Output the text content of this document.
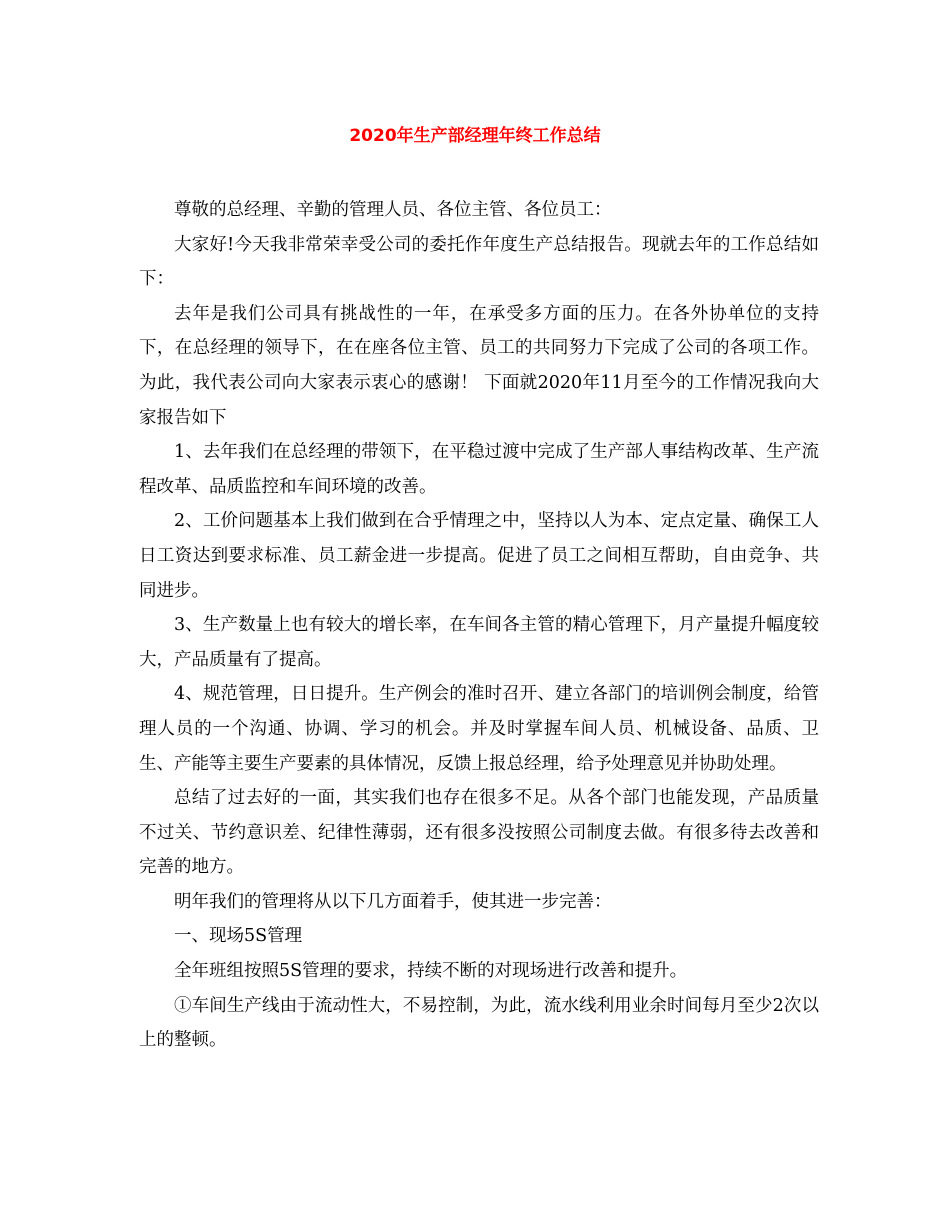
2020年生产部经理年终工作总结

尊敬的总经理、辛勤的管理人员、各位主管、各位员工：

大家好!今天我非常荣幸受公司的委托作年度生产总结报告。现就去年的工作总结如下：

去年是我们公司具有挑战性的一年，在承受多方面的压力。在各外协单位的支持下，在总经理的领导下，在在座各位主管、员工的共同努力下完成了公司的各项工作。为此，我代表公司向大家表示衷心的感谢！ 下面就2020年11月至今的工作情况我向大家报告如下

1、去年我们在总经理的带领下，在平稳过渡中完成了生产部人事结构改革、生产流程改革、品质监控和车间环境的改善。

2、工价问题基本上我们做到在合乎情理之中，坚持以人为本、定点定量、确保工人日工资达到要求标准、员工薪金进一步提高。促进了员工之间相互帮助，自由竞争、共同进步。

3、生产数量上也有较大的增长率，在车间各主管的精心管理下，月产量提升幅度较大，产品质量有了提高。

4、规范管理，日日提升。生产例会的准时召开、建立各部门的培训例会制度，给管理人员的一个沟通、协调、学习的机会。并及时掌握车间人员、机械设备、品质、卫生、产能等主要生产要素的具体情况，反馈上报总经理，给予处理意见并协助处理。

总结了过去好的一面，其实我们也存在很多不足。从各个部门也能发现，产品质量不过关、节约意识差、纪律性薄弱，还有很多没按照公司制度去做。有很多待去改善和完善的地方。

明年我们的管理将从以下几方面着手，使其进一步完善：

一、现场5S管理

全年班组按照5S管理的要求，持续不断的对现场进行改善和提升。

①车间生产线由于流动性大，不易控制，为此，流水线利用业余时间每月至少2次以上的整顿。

──────────

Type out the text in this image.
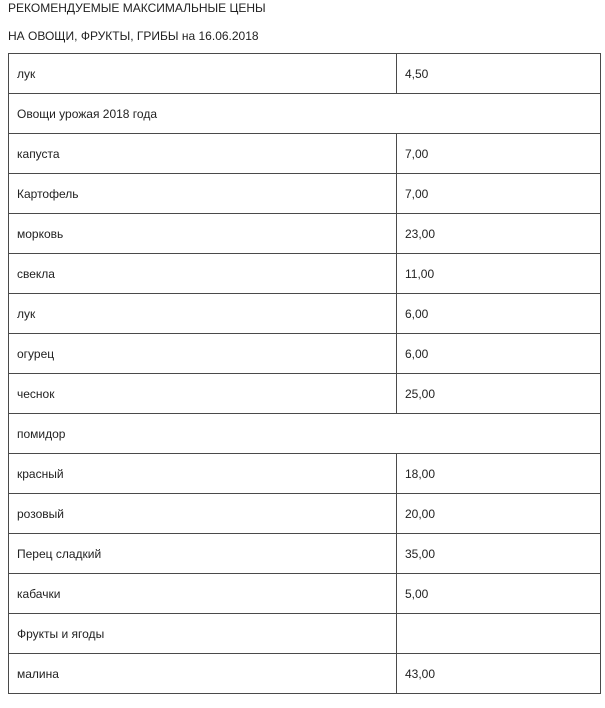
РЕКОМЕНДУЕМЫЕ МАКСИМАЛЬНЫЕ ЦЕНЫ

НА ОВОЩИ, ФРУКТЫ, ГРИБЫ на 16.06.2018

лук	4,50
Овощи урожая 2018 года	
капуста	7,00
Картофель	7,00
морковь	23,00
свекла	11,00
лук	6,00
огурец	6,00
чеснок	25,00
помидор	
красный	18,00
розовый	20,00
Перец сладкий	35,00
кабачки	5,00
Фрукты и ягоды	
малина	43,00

──────────

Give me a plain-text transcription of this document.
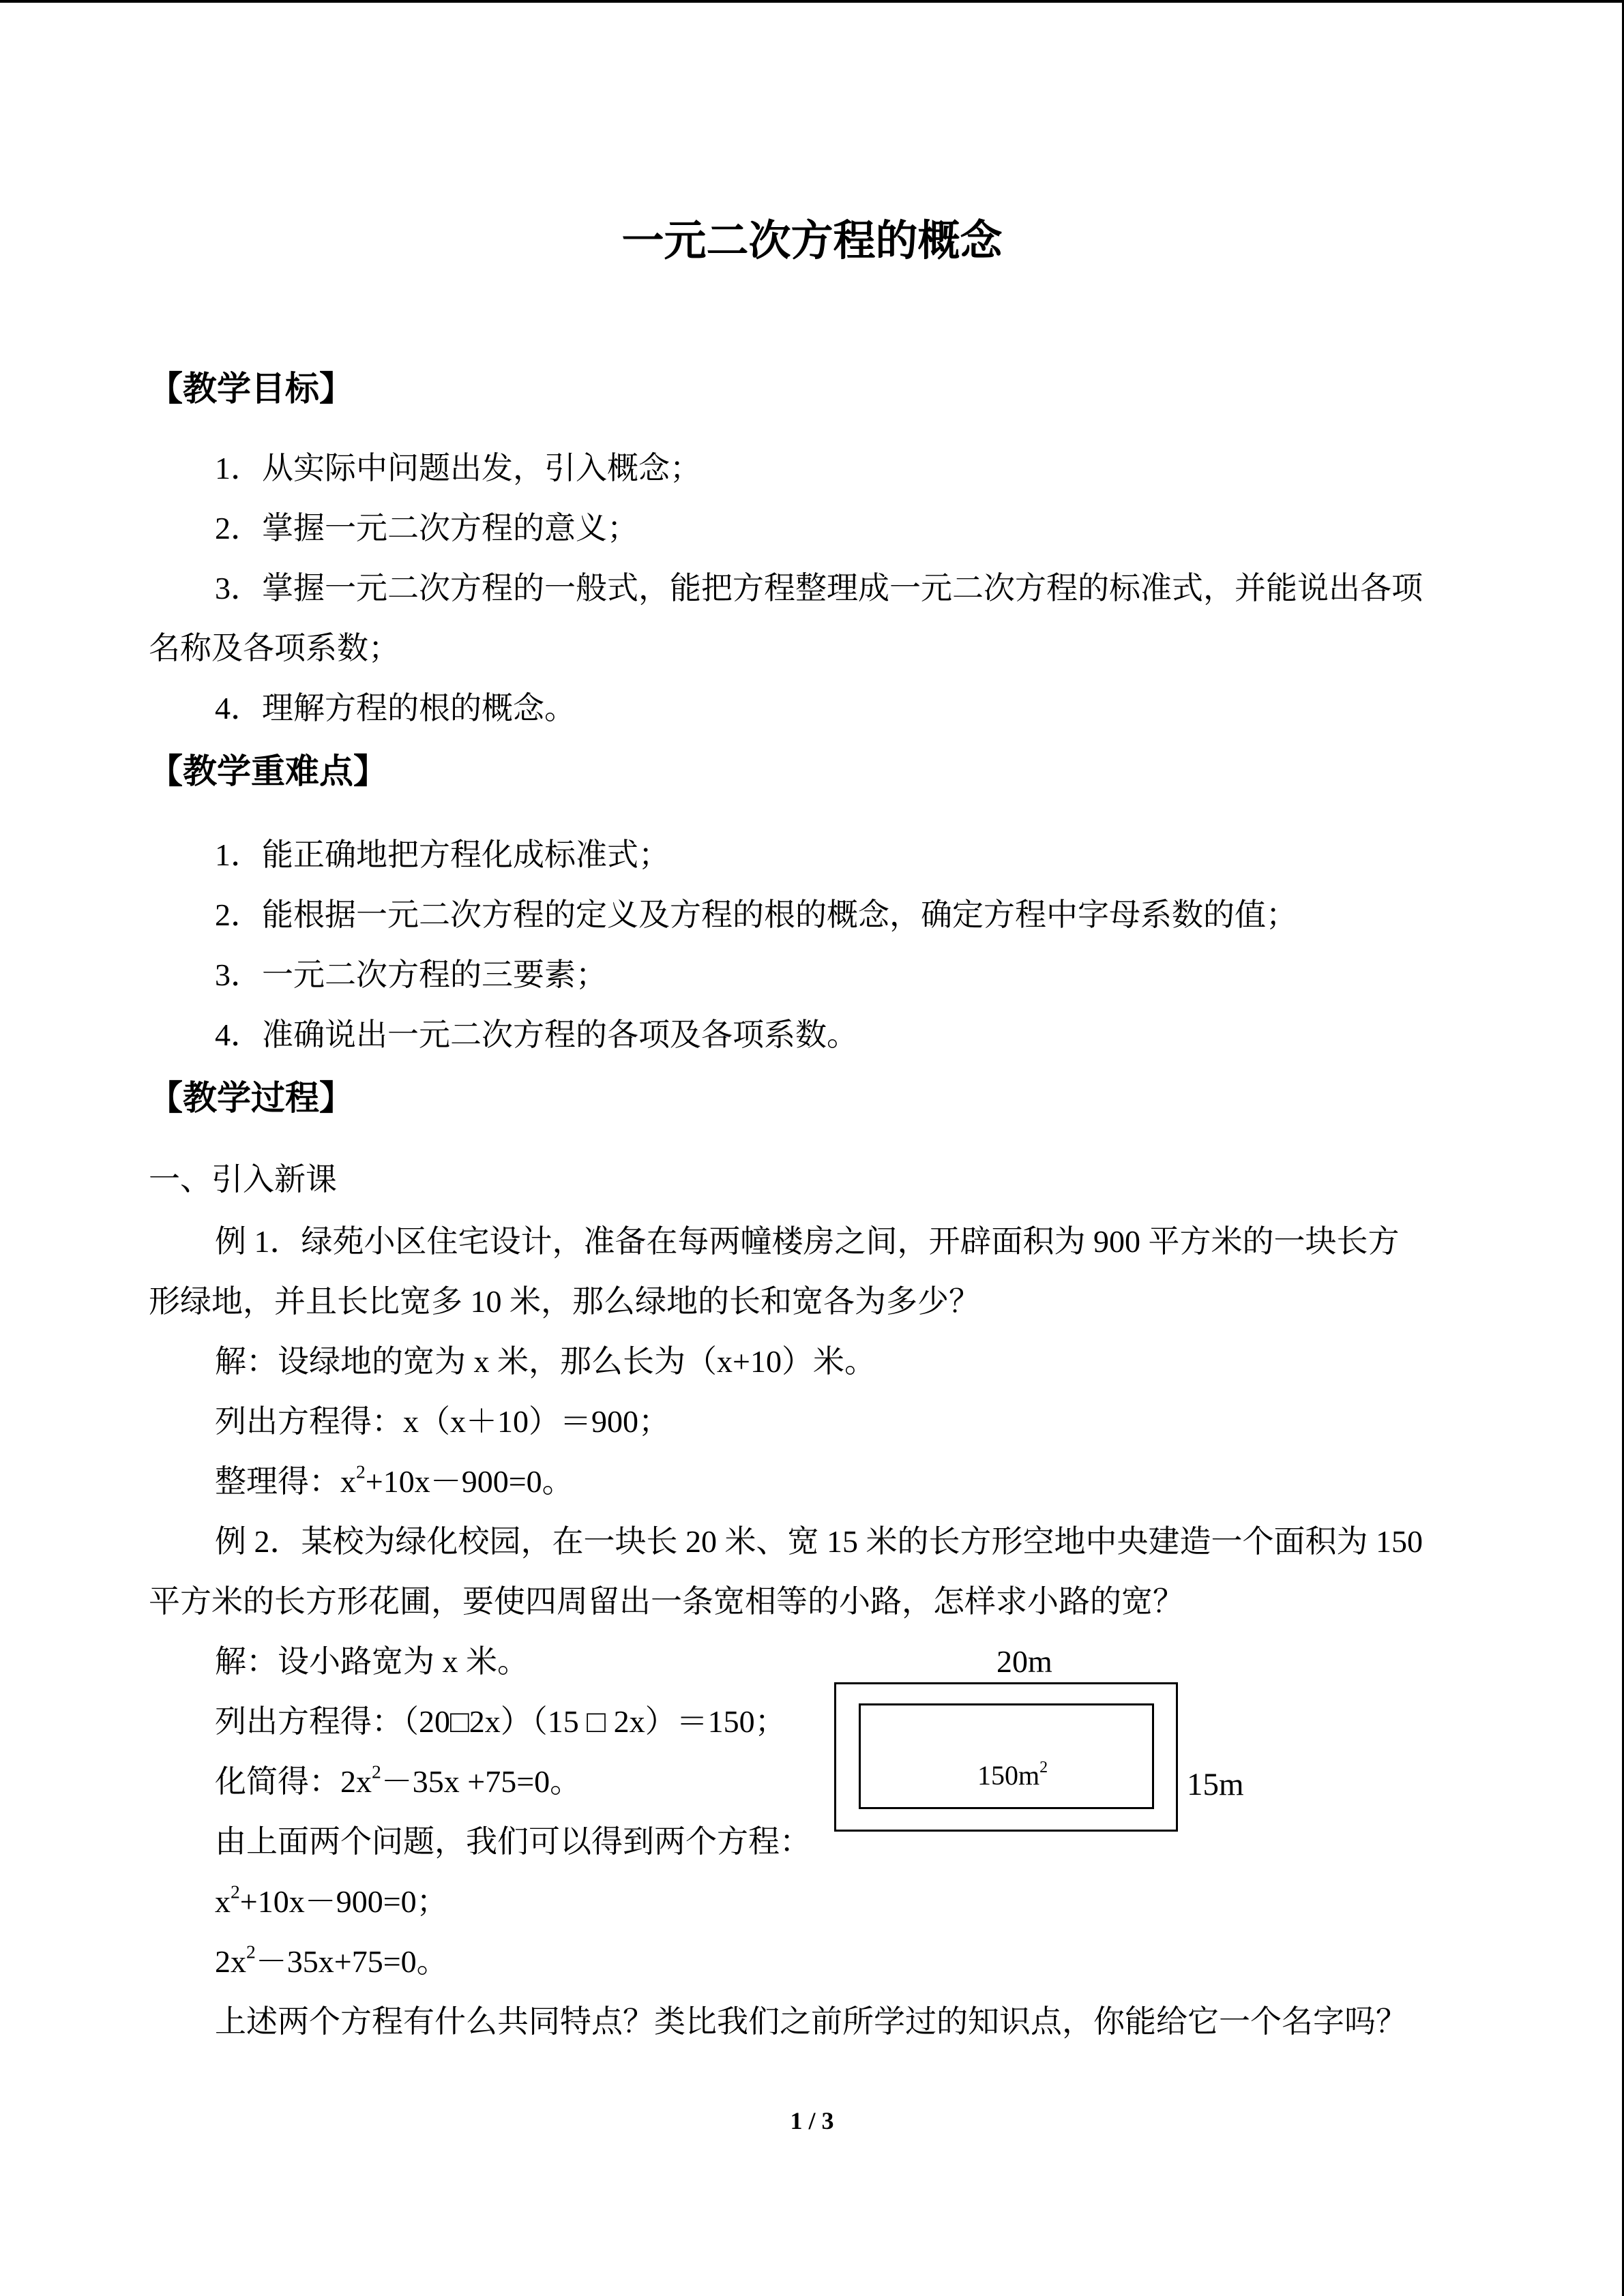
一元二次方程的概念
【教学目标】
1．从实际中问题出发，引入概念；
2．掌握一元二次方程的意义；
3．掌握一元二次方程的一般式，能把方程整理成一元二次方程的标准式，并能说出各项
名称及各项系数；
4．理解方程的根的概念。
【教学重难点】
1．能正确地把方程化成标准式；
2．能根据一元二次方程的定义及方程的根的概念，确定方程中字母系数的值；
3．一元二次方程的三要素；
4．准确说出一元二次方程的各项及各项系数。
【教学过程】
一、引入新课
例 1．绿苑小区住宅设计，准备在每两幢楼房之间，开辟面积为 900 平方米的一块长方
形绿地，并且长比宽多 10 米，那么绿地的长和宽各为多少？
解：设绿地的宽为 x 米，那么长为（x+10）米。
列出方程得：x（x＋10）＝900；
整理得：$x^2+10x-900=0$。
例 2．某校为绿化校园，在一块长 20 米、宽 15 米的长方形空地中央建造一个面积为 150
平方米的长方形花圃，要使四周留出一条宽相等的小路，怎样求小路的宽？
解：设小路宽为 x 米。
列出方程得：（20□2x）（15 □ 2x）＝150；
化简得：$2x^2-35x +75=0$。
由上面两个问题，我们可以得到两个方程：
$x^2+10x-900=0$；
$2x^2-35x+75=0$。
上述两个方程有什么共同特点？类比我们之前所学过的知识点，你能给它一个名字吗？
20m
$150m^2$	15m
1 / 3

──────────

### OBJECTIVE
Reply with nothing but a number: how many lines of the entries above contain the string "text"?

### RESULT FOR THIS TASK
3